▶ _Material for the task_
▬▬▬▬▬▬

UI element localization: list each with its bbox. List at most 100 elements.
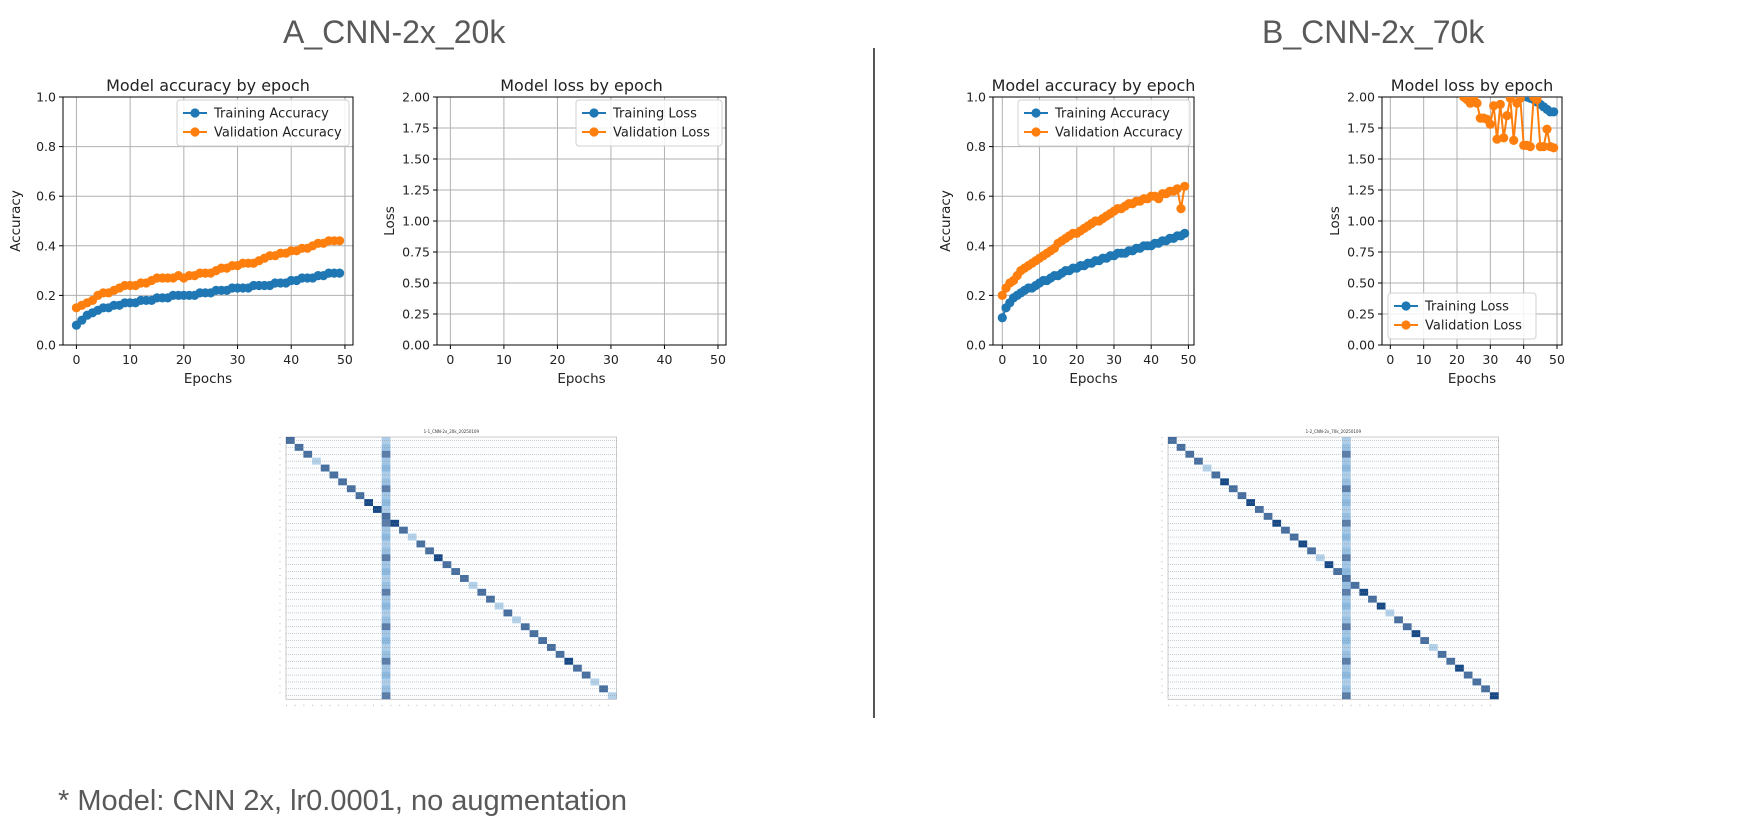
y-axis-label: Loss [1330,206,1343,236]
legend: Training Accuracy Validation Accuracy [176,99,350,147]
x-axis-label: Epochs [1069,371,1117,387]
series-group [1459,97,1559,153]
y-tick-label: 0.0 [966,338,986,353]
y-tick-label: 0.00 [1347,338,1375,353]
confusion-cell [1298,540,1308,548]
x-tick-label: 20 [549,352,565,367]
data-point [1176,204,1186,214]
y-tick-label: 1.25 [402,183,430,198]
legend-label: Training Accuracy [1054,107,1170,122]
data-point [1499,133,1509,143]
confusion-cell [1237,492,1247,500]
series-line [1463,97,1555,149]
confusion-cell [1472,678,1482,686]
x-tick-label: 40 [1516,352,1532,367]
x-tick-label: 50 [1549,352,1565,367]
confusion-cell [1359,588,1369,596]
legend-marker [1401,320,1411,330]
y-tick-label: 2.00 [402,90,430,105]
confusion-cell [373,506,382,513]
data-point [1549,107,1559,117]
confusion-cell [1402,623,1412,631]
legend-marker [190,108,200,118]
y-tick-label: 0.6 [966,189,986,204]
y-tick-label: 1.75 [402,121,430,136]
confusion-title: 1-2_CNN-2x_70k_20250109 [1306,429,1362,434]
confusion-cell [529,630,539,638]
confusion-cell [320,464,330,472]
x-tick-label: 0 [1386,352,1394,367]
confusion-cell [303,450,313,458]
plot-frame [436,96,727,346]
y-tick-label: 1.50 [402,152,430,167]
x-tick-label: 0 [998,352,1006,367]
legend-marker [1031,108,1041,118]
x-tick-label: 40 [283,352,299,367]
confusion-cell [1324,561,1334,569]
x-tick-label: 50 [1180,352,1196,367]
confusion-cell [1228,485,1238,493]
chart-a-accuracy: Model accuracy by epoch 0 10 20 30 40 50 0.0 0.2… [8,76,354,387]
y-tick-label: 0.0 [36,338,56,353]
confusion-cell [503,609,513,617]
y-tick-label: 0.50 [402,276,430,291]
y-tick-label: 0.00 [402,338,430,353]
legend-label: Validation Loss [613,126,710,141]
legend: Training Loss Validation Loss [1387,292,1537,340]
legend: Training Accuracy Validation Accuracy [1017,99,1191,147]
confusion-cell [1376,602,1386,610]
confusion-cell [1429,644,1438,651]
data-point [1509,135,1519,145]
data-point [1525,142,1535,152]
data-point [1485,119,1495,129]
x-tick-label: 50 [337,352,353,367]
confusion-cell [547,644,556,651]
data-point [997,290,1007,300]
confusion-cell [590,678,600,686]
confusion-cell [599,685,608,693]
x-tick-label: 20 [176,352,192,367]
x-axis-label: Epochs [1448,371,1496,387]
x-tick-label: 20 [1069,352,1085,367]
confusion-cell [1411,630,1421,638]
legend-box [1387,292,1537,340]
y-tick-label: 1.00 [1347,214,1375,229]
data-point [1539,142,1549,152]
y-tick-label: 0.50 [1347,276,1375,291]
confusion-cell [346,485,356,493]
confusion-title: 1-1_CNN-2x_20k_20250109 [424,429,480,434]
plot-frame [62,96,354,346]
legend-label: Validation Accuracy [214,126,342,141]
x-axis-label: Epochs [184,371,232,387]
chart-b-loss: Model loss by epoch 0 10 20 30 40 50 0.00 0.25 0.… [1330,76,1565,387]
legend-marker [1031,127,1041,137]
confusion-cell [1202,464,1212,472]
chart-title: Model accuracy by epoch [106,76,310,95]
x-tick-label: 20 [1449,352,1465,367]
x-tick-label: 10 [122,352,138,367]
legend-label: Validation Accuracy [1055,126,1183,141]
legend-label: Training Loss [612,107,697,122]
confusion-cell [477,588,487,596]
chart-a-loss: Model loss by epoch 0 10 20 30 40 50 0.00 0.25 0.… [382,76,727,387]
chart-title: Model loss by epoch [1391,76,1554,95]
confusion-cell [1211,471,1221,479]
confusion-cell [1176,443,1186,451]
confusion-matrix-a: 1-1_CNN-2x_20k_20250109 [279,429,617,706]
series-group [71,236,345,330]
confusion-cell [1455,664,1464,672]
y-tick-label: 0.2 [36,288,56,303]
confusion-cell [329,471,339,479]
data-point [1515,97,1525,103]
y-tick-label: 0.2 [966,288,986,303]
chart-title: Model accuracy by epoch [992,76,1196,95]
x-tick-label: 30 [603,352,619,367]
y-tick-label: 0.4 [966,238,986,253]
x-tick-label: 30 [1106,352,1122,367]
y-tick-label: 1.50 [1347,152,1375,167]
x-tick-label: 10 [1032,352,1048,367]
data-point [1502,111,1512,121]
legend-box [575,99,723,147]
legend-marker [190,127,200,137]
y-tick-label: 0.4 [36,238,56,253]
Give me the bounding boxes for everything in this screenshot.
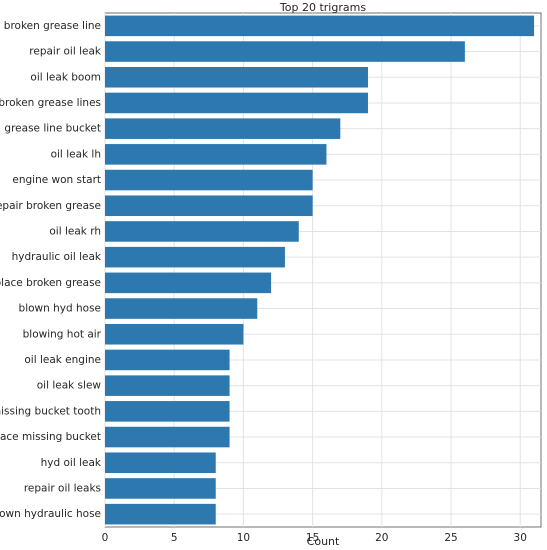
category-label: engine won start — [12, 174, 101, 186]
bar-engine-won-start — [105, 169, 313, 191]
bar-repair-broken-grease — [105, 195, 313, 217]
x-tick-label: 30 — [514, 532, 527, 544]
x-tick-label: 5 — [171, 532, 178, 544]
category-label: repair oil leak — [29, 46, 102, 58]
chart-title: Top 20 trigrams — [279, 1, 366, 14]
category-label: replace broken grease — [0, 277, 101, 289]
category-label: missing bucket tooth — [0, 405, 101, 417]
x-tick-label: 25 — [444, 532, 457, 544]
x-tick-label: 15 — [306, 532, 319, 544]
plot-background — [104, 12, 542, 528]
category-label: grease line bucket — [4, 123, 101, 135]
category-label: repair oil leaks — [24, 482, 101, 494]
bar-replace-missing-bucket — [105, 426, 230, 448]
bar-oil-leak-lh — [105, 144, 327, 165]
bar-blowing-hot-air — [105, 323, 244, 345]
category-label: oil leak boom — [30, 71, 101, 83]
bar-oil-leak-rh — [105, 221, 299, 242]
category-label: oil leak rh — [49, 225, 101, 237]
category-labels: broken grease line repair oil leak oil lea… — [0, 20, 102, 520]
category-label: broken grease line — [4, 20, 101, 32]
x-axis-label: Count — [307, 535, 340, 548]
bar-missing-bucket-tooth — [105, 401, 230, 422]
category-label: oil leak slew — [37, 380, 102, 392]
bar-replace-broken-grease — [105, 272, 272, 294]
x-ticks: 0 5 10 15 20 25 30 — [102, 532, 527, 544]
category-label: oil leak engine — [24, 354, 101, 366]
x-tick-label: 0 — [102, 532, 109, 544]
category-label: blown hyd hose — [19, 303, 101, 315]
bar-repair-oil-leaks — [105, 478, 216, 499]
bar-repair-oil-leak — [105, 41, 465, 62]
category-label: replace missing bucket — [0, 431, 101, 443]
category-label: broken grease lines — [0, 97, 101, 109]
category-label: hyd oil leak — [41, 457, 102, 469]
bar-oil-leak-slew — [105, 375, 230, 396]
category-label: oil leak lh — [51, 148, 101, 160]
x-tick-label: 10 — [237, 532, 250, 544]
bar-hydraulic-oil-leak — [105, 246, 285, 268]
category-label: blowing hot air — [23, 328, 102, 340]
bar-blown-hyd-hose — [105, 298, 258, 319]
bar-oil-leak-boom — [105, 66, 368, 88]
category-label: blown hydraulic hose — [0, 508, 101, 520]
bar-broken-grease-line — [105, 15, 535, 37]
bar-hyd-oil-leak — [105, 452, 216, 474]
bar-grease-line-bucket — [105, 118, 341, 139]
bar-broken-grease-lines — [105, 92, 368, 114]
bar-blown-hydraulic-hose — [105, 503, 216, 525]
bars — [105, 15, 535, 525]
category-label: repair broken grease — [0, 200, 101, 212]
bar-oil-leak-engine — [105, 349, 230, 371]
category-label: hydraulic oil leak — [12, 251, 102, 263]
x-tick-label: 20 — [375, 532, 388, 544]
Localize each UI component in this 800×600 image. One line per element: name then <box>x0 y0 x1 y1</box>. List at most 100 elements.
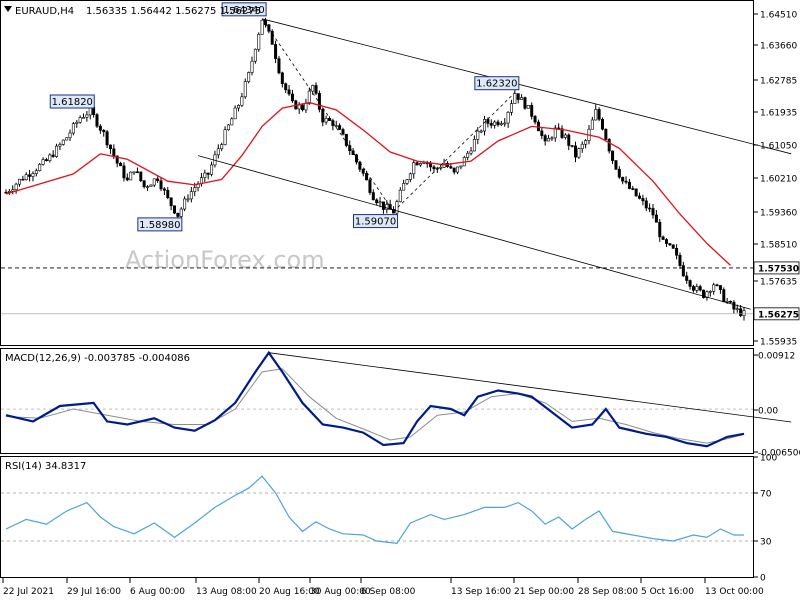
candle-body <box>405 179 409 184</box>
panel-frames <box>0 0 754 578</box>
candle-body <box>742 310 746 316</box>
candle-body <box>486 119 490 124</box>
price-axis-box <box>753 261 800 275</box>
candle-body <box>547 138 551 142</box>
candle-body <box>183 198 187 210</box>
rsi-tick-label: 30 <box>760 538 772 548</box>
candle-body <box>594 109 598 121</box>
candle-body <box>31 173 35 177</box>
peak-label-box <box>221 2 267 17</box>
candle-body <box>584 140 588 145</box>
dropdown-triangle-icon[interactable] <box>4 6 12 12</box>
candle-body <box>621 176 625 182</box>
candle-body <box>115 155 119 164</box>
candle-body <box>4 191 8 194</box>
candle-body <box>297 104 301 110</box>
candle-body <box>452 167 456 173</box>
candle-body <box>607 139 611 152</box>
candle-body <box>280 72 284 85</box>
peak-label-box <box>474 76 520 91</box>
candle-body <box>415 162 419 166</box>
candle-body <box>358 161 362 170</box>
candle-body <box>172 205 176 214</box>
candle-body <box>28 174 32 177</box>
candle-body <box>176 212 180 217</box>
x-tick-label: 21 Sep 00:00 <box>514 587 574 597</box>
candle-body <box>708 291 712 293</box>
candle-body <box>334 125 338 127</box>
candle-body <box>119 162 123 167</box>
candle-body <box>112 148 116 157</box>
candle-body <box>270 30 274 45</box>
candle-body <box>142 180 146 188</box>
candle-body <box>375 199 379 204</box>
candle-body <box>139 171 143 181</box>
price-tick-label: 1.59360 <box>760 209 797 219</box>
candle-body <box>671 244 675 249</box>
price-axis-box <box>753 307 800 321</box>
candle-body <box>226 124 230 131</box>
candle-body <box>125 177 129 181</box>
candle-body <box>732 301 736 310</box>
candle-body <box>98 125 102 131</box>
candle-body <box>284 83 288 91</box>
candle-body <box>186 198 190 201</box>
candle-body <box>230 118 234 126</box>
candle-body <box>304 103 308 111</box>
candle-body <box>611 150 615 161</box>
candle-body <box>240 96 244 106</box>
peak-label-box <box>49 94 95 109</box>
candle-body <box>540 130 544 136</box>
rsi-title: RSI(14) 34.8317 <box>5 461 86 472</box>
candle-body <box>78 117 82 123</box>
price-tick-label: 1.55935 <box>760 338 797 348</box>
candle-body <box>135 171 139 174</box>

▬▬▬▬▬▬

▶ _What is expected_
In the items above, put the lines between the one holding "y-axis-label: Loss [1330,206,1343,236]" and the one holding "confusion-cell [1237,492,1247,500]", inclusive, into a Markdown table with the columns Index and Text. Skip any blank lines.

▶ _Answer to the task_
| Index | Text |
|---|---|
| 1 | y-axis-label: Loss [1330,206,1343,236] |
| 2 | legend: Training Accuracy Validation Accuracy [176,99,350,147] |
| 3 | x-axis-label: Epochs [1069,371,1117,387] |
| 4 | series-group [1459,97,1559,153] |
| 5 | y-tick-label: 0.0 [966,338,986,353] |
| 6 | y-tick-label: 0.00 [1347,338,1375,353] |
| 7 | confusion-cell [1298,540,1308,548] |
| 8 | x-tick-label: 20 [549,352,565,367] |
| 9 | data-point [1176,204,1186,214] |
| 10 | y-tick-label: 1.25 [402,183,430,198] |
| 11 | legend-label: Training Accuracy [1054,107,1170,122] |
| 12 | data-point [1499,133,1509,143] |
| 13 | confusion-cell [1237,492,1247,500] |